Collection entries
- - - - - - -

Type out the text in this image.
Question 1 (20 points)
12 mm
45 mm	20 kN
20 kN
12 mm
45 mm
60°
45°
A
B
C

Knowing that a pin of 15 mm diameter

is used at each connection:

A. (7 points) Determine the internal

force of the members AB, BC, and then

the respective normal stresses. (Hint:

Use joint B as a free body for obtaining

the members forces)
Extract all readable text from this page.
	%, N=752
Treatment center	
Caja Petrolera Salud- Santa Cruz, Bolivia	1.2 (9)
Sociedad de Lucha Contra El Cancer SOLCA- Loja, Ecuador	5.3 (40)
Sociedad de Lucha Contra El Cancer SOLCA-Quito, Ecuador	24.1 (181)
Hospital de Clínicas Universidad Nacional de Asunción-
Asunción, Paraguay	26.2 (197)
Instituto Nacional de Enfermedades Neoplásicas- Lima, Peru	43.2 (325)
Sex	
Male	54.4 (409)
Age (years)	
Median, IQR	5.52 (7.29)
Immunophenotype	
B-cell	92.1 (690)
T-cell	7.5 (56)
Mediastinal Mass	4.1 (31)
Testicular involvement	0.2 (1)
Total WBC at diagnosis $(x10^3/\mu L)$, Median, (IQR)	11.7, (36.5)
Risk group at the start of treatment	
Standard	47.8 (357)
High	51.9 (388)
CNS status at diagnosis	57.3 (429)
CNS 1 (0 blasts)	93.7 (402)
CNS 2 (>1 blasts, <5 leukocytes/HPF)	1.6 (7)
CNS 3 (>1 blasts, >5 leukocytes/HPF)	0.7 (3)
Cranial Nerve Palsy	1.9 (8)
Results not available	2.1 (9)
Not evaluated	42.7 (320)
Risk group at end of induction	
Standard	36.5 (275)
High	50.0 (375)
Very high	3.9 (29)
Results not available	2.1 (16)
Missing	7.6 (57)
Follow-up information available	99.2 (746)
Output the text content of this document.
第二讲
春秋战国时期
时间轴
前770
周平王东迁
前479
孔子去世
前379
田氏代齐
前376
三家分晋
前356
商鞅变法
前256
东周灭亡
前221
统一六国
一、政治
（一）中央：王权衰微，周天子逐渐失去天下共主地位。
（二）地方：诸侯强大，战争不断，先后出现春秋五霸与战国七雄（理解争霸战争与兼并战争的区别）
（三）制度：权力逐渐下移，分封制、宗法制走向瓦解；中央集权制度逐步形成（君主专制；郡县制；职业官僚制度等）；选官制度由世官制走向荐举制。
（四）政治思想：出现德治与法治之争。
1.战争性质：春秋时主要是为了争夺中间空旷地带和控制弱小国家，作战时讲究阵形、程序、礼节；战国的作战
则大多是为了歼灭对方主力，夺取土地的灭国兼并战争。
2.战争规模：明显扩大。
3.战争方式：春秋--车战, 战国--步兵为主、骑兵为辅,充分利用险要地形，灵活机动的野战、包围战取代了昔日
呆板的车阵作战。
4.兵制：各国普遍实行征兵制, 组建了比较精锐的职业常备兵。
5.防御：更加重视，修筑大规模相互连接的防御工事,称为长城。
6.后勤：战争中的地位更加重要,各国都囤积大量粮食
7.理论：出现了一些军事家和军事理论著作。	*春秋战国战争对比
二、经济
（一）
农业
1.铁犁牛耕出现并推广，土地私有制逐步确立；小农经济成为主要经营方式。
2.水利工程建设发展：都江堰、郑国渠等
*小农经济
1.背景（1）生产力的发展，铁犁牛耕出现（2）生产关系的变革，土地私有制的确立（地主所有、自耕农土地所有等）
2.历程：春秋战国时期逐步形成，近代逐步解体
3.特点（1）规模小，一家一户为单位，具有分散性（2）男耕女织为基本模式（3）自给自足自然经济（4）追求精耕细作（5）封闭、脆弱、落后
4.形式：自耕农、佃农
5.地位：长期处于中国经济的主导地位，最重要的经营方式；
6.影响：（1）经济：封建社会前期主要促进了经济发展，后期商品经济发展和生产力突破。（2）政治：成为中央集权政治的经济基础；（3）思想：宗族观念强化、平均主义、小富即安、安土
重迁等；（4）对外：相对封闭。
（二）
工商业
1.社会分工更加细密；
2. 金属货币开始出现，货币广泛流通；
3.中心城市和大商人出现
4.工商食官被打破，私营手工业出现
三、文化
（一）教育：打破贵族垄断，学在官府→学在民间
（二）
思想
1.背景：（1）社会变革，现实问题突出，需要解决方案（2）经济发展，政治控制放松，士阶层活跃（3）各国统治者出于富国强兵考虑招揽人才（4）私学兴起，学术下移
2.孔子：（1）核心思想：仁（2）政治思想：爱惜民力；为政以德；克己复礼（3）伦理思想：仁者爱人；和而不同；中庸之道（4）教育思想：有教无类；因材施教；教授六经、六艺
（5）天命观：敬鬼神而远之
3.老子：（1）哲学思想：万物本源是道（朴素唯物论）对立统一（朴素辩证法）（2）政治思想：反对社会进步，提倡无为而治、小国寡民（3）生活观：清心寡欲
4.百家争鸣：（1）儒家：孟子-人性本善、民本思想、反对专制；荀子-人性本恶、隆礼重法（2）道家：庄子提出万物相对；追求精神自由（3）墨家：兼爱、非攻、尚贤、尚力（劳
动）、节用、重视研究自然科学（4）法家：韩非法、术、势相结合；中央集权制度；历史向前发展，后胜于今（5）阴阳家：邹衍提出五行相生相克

- - - - - - -

Output all of the data again, exactly.

Type out the text in this image.
Question 1 (20 points)
12 mm
45 mm	20 kN
20 kN
12 mm
45 mm
60°
45°
A
B
C

Knowing that a pin of 15 mm diameter

is used at each connection:

A. (7 points) Determine the internal

force of the members AB, BC, and then

the respective normal stresses. (Hint:

Use joint B as a free body for obtaining

the members forces)
Extract all readable text from this page.
	%, N=752
Treatment center	
Caja Petrolera Salud- Santa Cruz, Bolivia	1.2 (9)
Sociedad de Lucha Contra El Cancer SOLCA- Loja, Ecuador	5.3 (40)
Sociedad de Lucha Contra El Cancer SOLCA-Quito, Ecuador	24.1 (181)
Hospital de Clínicas Universidad Nacional de Asunción-
Asunción, Paraguay	26.2 (197)
Instituto Nacional de Enfermedades Neoplásicas- Lima, Peru	43.2 (325)
Sex	
Male	54.4 (409)
Age (years)	
Median, IQR	5.52 (7.29)
Immunophenotype	
B-cell	92.1 (690)
T-cell	7.5 (56)
Mediastinal Mass	4.1 (31)
Testicular involvement	0.2 (1)
Total WBC at diagnosis $(x10^3/\mu L)$, Median, (IQR)	11.7, (36.5)
Risk group at the start of treatment	
Standard	47.8 (357)
High	51.9 (388)
CNS status at diagnosis	57.3 (429)
CNS 1 (0 blasts)	93.7 (402)
CNS 2 (>1 blasts, <5 leukocytes/HPF)	1.6 (7)
CNS 3 (>1 blasts, >5 leukocytes/HPF)	0.7 (3)
Cranial Nerve Palsy	1.9 (8)
Results not available	2.1 (9)
Not evaluated	42.7 (320)
Risk group at end of induction	
Standard	36.5 (275)
High	50.0 (375)
Very high	3.9 (29)
Results not available	2.1 (16)
Missing	7.6 (57)
Follow-up information available	99.2 (746)
Output the text content of this document.
第二讲
春秋战国时期
时间轴
前770
周平王东迁
前479
孔子去世
前379
田氏代齐
前376
三家分晋
前356
商鞅变法
前256
东周灭亡
前221
统一六国
一、政治
（一）中央：王权衰微，周天子逐渐失去天下共主地位。
（二）地方：诸侯强大，战争不断，先后出现春秋五霸与战国七雄（理解争霸战争与兼并战争的区别）
（三）制度：权力逐渐下移，分封制、宗法制走向瓦解；中央集权制度逐步形成（君主专制；郡县制；职业官僚制度等）；选官制度由世官制走向荐举制。
（四）政治思想：出现德治与法治之争。
1.战争性质：春秋时主要是为了争夺中间空旷地带和控制弱小国家，作战时讲究阵形、程序、礼节；战国的作战
则大多是为了歼灭对方主力，夺取土地的灭国兼并战争。
2.战争规模：明显扩大。
3.战争方式：春秋--车战, 战国--步兵为主、骑兵为辅,充分利用险要地形，灵活机动的野战、包围战取代了昔日
呆板的车阵作战。
4.兵制：各国普遍实行征兵制, 组建了比较精锐的职业常备兵。
5.防御：更加重视，修筑大规模相互连接的防御工事,称为长城。
6.后勤：战争中的地位更加重要,各国都囤积大量粮食
7.理论：出现了一些军事家和军事理论著作。	*春秋战国战争对比
二、经济
（一）
农业
1.铁犁牛耕出现并推广，土地私有制逐步确立；小农经济成为主要经营方式。
2.水利工程建设发展：都江堰、郑国渠等
*小农经济
1.背景（1）生产力的发展，铁犁牛耕出现（2）生产关系的变革，土地私有制的确立（地主所有、自耕农土地所有等）
2.历程：春秋战国时期逐步形成，近代逐步解体
3.特点（1）规模小，一家一户为单位，具有分散性（2）男耕女织为基本模式（3）自给自足自然经济（4）追求精耕细作（5）封闭、脆弱、落后
4.形式：自耕农、佃农
5.地位：长期处于中国经济的主导地位，最重要的经营方式；
6.影响：（1）经济：封建社会前期主要促进了经济发展，后期商品经济发展和生产力突破。（2）政治：成为中央集权政治的经济基础；（3）思想：宗族观念强化、平均主义、小富即安、安土
重迁等；（4）对外：相对封闭。
（二）
工商业
1.社会分工更加细密；
2. 金属货币开始出现，货币广泛流通；
3.中心城市和大商人出现
4.工商食官被打破，私营手工业出现
三、文化
（一）教育：打破贵族垄断，学在官府→学在民间
（二）
思想
1.背景：（1）社会变革，现实问题突出，需要解决方案（2）经济发展，政治控制放松，士阶层活跃（3）各国统治者出于富国强兵考虑招揽人才（4）私学兴起，学术下移
2.孔子：（1）核心思想：仁（2）政治思想：爱惜民力；为政以德；克己复礼（3）伦理思想：仁者爱人；和而不同；中庸之道（4）教育思想：有教无类；因材施教；教授六经、六艺
（5）天命观：敬鬼神而远之
3.老子：（1）哲学思想：万物本源是道（朴素唯物论）对立统一（朴素辩证法）（2）政治思想：反对社会进步，提倡无为而治、小国寡民（3）生活观：清心寡欲
4.百家争鸣：（1）儒家：孟子-人性本善、民本思想、反对专制；荀子-人性本恶、隆礼重法（2）道家：庄子提出万物相对；追求精神自由（3）墨家：兼爱、非攻、尚贤、尚力（劳
动）、节用、重视研究自然科学（4）法家：韩非法、术、势相结合；中央集权制度；历史向前发展，后胜于今（5）阴阳家：邹衍提出五行相生相克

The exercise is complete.